• _Record list_:

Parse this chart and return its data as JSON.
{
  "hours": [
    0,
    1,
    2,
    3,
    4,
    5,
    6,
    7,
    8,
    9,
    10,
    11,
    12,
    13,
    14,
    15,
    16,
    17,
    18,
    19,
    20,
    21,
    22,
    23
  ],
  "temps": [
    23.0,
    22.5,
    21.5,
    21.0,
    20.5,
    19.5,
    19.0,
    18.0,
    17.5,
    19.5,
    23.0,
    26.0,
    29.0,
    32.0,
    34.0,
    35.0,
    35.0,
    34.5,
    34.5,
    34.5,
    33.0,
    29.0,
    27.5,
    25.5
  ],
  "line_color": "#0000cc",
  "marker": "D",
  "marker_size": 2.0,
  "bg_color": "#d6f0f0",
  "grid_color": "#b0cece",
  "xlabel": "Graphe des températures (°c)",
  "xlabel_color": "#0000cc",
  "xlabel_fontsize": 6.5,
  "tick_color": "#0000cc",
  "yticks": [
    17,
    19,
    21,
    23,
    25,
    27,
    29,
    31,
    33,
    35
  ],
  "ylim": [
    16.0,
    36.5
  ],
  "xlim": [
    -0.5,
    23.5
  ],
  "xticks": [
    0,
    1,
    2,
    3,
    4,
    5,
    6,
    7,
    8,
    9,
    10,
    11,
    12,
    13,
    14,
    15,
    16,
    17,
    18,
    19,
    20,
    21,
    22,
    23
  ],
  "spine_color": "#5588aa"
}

• _To be done_:
Return all of the entries exactly as written.

• _Solution for this task_:
Parse this chart and return its data as JSON.
{
  "hours": [
    0,
    1,
    2,
    3,
    4,
    5,
    6,
    7,
    8,
    9,
    10,
    11,
    12,
    13,
    14,
    15,
    16,
    17,
    18,
    19,
    20,
    21,
    22,
    23
  ],
  "temps": [
    23.0,
    22.5,
    21.5,
    21.0,
    20.5,
    19.5,
    19.0,
    18.0,
    17.5,
    19.5,
    23.0,
    26.0,
    29.0,
    32.0,
    34.0,
    35.0,
    35.0,
    34.5,
    34.5,
    34.5,
    33.0,
    29.0,
    27.5,
    25.5
  ],
  "line_color": "#0000cc",
  "marker": "D",
  "marker_size": 2.0,
  "bg_color": "#d6f0f0",
  "grid_color": "#b0cece",
  "xlabel": "Graphe des températures (°c)",
  "xlabel_color": "#0000cc",
  "xlabel_fontsize": 6.5,
  "tick_color": "#0000cc",
  "yticks": [
    17,
    19,
    21,
    23,
    25,
    27,
    29,
    31,
    33,
    35
  ],
  "ylim": [
    16.0,
    36.5
  ],
  "xlim": [
    -0.5,
    23.5
  ],
  "xticks": [
    0,
    1,
    2,
    3,
    4,
    5,
    6,
    7,
    8,
    9,
    10,
    11,
    12,
    13,
    14,
    15,
    16,
    17,
    18,
    19,
    20,
    21,
    22,
    23
  ],
  "spine_color": "#5588aa"
}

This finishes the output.